Dataset entries:
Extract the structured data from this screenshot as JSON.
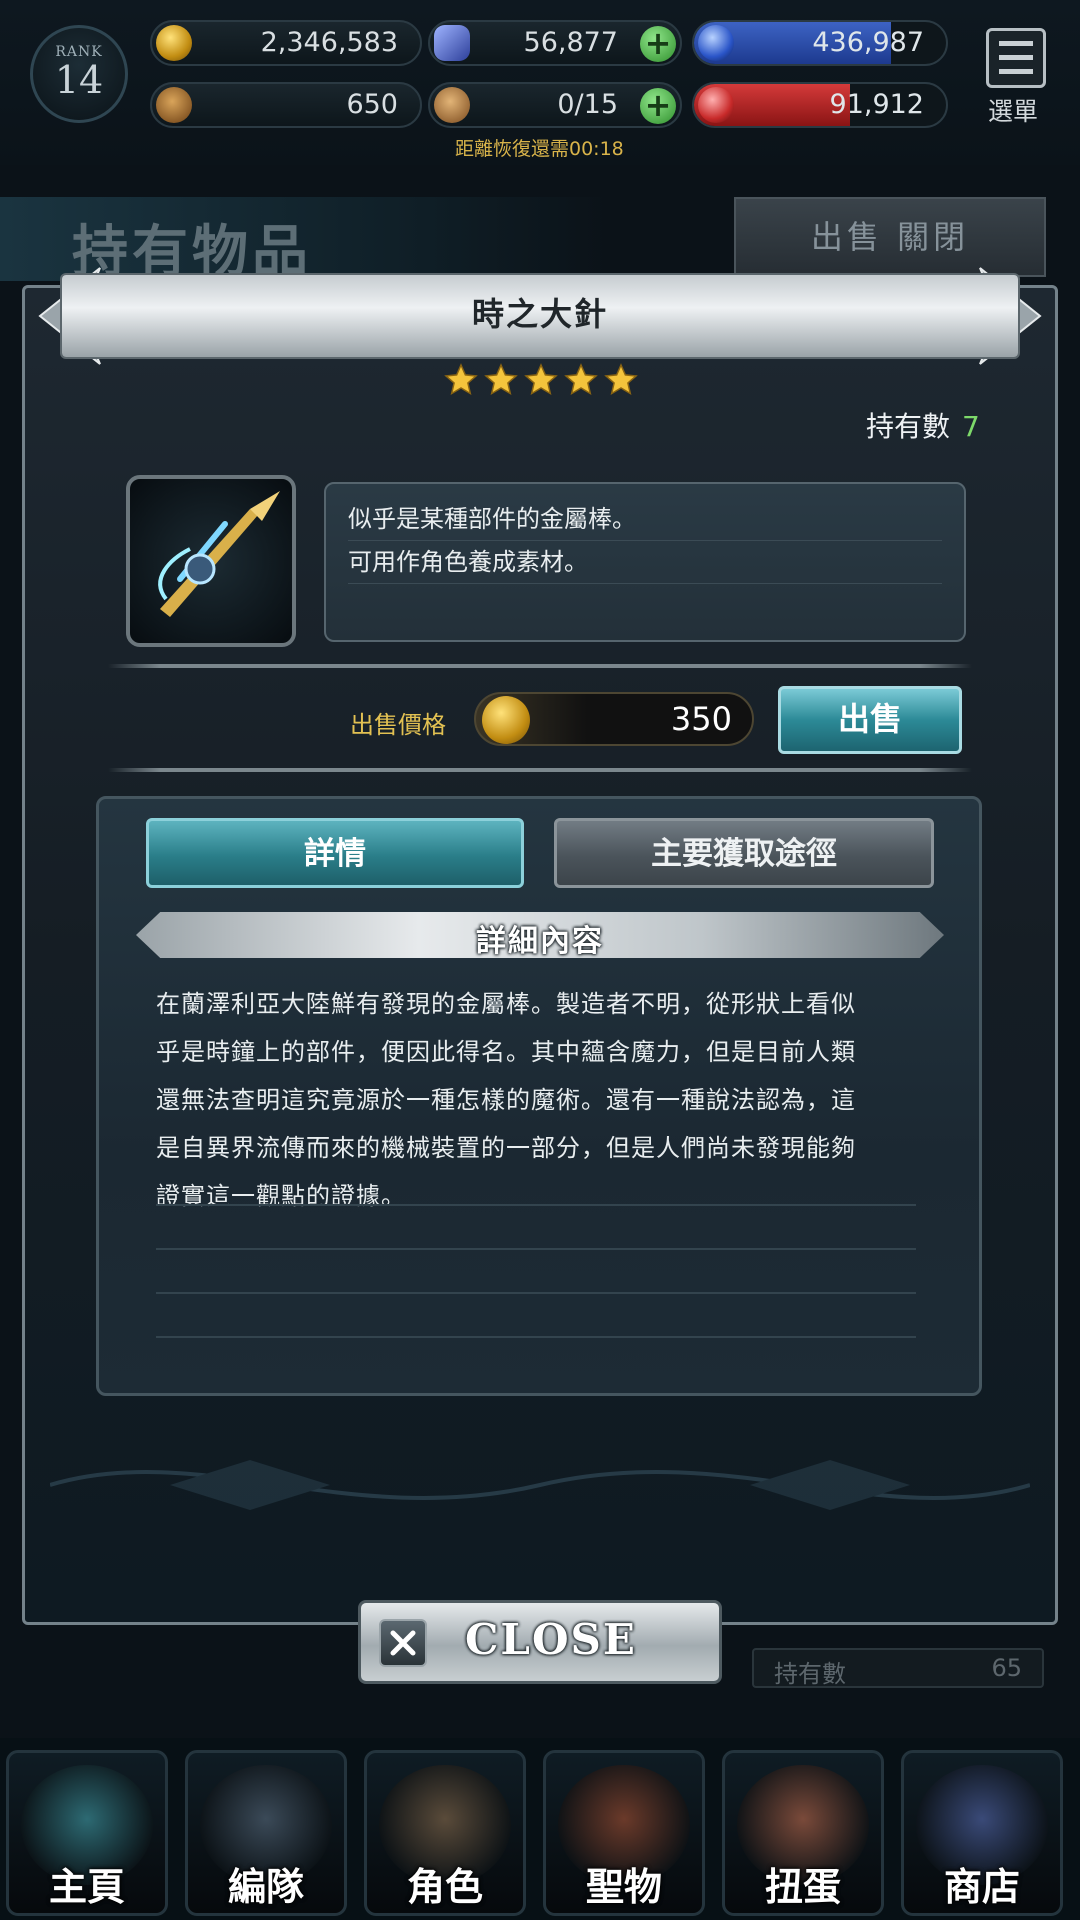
{
  "status": {
    "rank_label": "RANK",
    "rank_value": "14",
    "gold": "2,346,583",
    "crystals": "56,877",
    "blue_orb": "436,987",
    "medals": "650",
    "stamina": "0/15",
    "red_orb": "91,912",
    "recovery": "距離恢復還需00:18",
    "menu_label": "選單",
    "blue_fill_pct": 78,
    "red_fill_pct": 62
  },
  "background": {
    "page_title": "持有物品",
    "sell_close": "出售 關閉",
    "owned_label": "持有數",
    "owned_value": "65"
  },
  "dialog": {
    "item_name": "時之大針",
    "rarity_stars": 5,
    "owned_label": "持有數",
    "owned_value": "7",
    "description": [
      "似乎是某種部件的金屬棒。",
      "可用作角色養成素材。"
    ],
    "price_label": "出售價格",
    "price_value": "350",
    "sell_button": "出售",
    "tabs": [
      {
        "label": "詳情",
        "active": true
      },
      {
        "label": "主要獲取途徑",
        "active": false
      }
    ],
    "detail_heading": "詳細內容",
    "detail_lines": [
      "在蘭澤利亞大陸鮮有發現的金屬棒。製造者不明，從形狀上看似",
      "乎是時鐘上的部件，便因此得名。其中蘊含魔力，但是目前人類",
      "還無法查明這究竟源於一種怎樣的魔術。還有一種說法認為，這",
      "是自異界流傳而來的機械裝置的一部分，但是人們尚未發現能夠",
      "證實這一觀點的證據。"
    ],
    "close_label": "CLOSE"
  },
  "nav": [
    {
      "label": "主頁",
      "icon": "home-icon",
      "color": "#2d6a73"
    },
    {
      "label": "編隊",
      "icon": "party-icon",
      "color": "#3b4a58"
    },
    {
      "label": "角色",
      "icon": "character-icon",
      "color": "#5a4b3a"
    },
    {
      "label": "聖物",
      "icon": "relic-icon",
      "color": "#6b3a2a"
    },
    {
      "label": "扭蛋",
      "icon": "gacha-icon",
      "color": "#7a4a3a"
    },
    {
      "label": "商店",
      "icon": "shop-icon",
      "color": "#3a4a78"
    }
  ],
  "colors": {
    "accent_teal": "#2c8a97",
    "gold_text": "#e2c152",
    "owned_green": "#7dd96a"
  }
}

[TASK] Images must not appear in the copy; reproduce everything else in the records verbatim.

[ANSWER TO THE EXERCISE]
Extract the structured data from this screenshot as JSON.
{
  "status": {
    "rank_label": "RANK",
    "rank_value": "14",
    "gold": "2,346,583",
    "crystals": "56,877",
    "blue_orb": "436,987",
    "medals": "650",
    "stamina": "0/15",
    "red_orb": "91,912",
    "recovery": "距離恢復還需00:18",
    "menu_label": "選單",
    "blue_fill_pct": 78,
    "red_fill_pct": 62
  },
  "background": {
    "page_title": "持有物品",
    "sell_close": "出售 關閉",
    "owned_label": "持有數",
    "owned_value": "65"
  },
  "dialog": {
    "item_name": "時之大針",
    "rarity_stars": 5,
    "owned_label": "持有數",
    "owned_value": "7",
    "description": [
      "似乎是某種部件的金屬棒。",
      "可用作角色養成素材。"
    ],
    "price_label": "出售價格",
    "price_value": "350",
    "sell_button": "出售",
    "tabs": [
      {
        "label": "詳情",
        "active": true
      },
      {
        "label": "主要獲取途徑",
        "active": false
      }
    ],
    "detail_heading": "詳細內容",
    "detail_lines": [
      "在蘭澤利亞大陸鮮有發現的金屬棒。製造者不明，從形狀上看似",
      "乎是時鐘上的部件，便因此得名。其中蘊含魔力，但是目前人類",
      "還無法查明這究竟源於一種怎樣的魔術。還有一種說法認為，這",
      "是自異界流傳而來的機械裝置的一部分，但是人們尚未發現能夠",
      "證實這一觀點的證據。"
    ],
    "close_label": "CLOSE"
  },
  "nav": [
    {
      "label": "主頁",
      "icon": "home-icon",
      "color": "#2d6a73"
    },
    {
      "label": "編隊",
      "icon": "party-icon",
      "color": "#3b4a58"
    },
    {
      "label": "角色",
      "icon": "character-icon",
      "color": "#5a4b3a"
    },
    {
      "label": "聖物",
      "icon": "relic-icon",
      "color": "#6b3a2a"
    },
    {
      "label": "扭蛋",
      "icon": "gacha-icon",
      "color": "#7a4a3a"
    },
    {
      "label": "商店",
      "icon": "shop-icon",
      "color": "#3a4a78"
    }
  ],
  "colors": {
    "accent_teal": "#2c8a97",
    "gold_text": "#e2c152",
    "owned_green": "#7dd96a"
  }
}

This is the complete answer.